Items from a data source
☆ ☆ ☆

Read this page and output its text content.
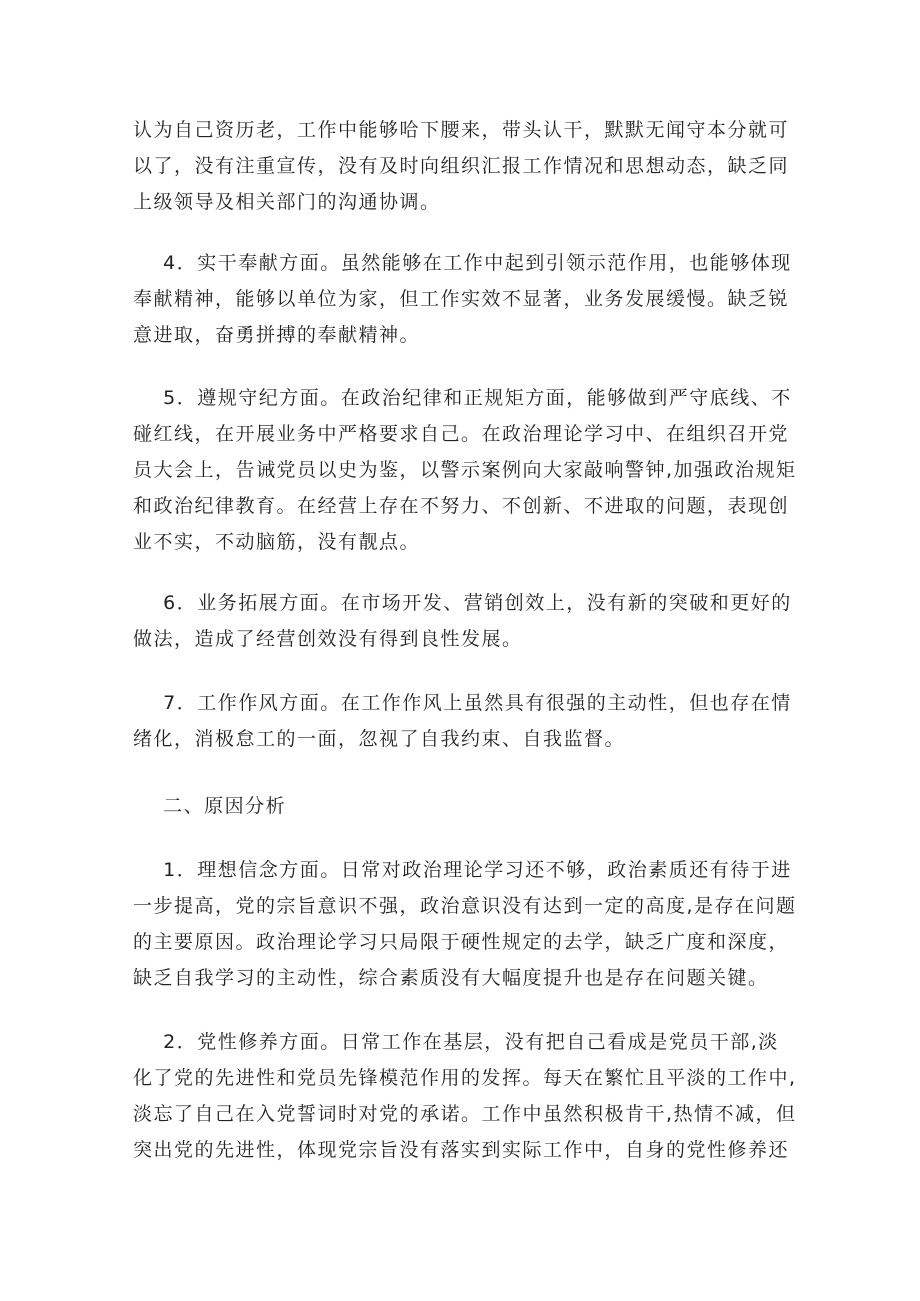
认为自己资历老，工作中能够哈下腰来，带头认干，默默无闻守本分就可
以了，没有注重宣传，没有及时向组织汇报工作情况和思想动态，缺乏同
上级领导及相关部门的沟通协调。
4．实干奉献方面。虽然能够在工作中起到引领示范作用，也能够体现
奉献精神，能够以单位为家，但工作实效不显著，业务发展缓慢。缺乏锐
意进取，奋勇拼搏的奉献精神。
5．遵规守纪方面。在政治纪律和正规矩方面，能够做到严守底线、不
碰红线，在开展业务中严格要求自己。在政治理论学习中、在组织召开党
员大会上，告诫党员以史为鉴，以警示案例向大家敲响警钟,加强政治规矩
和政治纪律教育。在经营上存在不努力、不创新、不进取的问题，表现创
业不实，不动脑筋，没有靓点。
6．业务拓展方面。在市场开发、营销创效上，没有新的突破和更好的
做法，造成了经营创效没有得到良性发展。
7．工作作风方面。在工作作风上虽然具有很强的主动性，但也存在情
绪化，消极怠工的一面，忽视了自我约束、自我监督。
二、原因分析
1．理想信念方面。日常对政治理论学习还不够，政治素质还有待于进
一步提高，党的宗旨意识不强，政治意识没有达到一定的高度,是存在问题
的主要原因。政治理论学习只局限于硬性规定的去学，缺乏广度和深度，
缺乏自我学习的主动性，综合素质没有大幅度提升也是存在问题关键。
2．党性修养方面。日常工作在基层，没有把自己看成是党员干部,淡
化了党的先进性和党员先锋模范作用的发挥。每天在繁忙且平淡的工作中,
淡忘了自己在入党誓词时对党的承诺。工作中虽然积极肯干,热情不减，但
突出党的先进性，体现党宗旨没有落实到实际工作中，自身的党性修养还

☆ ☆ ☆

--- WHAT YOU HAVE TO DO ---
Write out each entry exactly as given, omitting any picture.

--- THE COMPLETED TASK ---
Read this page and output its text content.
认为自己资历老，工作中能够哈下腰来，带头认干，默默无闻守本分就可
以了，没有注重宣传，没有及时向组织汇报工作情况和思想动态，缺乏同
上级领导及相关部门的沟通协调。
4．实干奉献方面。虽然能够在工作中起到引领示范作用，也能够体现
奉献精神，能够以单位为家，但工作实效不显著，业务发展缓慢。缺乏锐
意进取，奋勇拼搏的奉献精神。
5．遵规守纪方面。在政治纪律和正规矩方面，能够做到严守底线、不
碰红线，在开展业务中严格要求自己。在政治理论学习中、在组织召开党
员大会上，告诫党员以史为鉴，以警示案例向大家敲响警钟,加强政治规矩
和政治纪律教育。在经营上存在不努力、不创新、不进取的问题，表现创
业不实，不动脑筋，没有靓点。
6．业务拓展方面。在市场开发、营销创效上，没有新的突破和更好的
做法，造成了经营创效没有得到良性发展。
7．工作作风方面。在工作作风上虽然具有很强的主动性，但也存在情
绪化，消极怠工的一面，忽视了自我约束、自我监督。
二、原因分析
1．理想信念方面。日常对政治理论学习还不够，政治素质还有待于进
一步提高，党的宗旨意识不强，政治意识没有达到一定的高度,是存在问题
的主要原因。政治理论学习只局限于硬性规定的去学，缺乏广度和深度，
缺乏自我学习的主动性，综合素质没有大幅度提升也是存在问题关键。
2．党性修养方面。日常工作在基层，没有把自己看成是党员干部,淡
化了党的先进性和党员先锋模范作用的发挥。每天在繁忙且平淡的工作中,
淡忘了自己在入党誓词时对党的承诺。工作中虽然积极肯干,热情不减，但
突出党的先进性，体现党宗旨没有落实到实际工作中，自身的党性修养还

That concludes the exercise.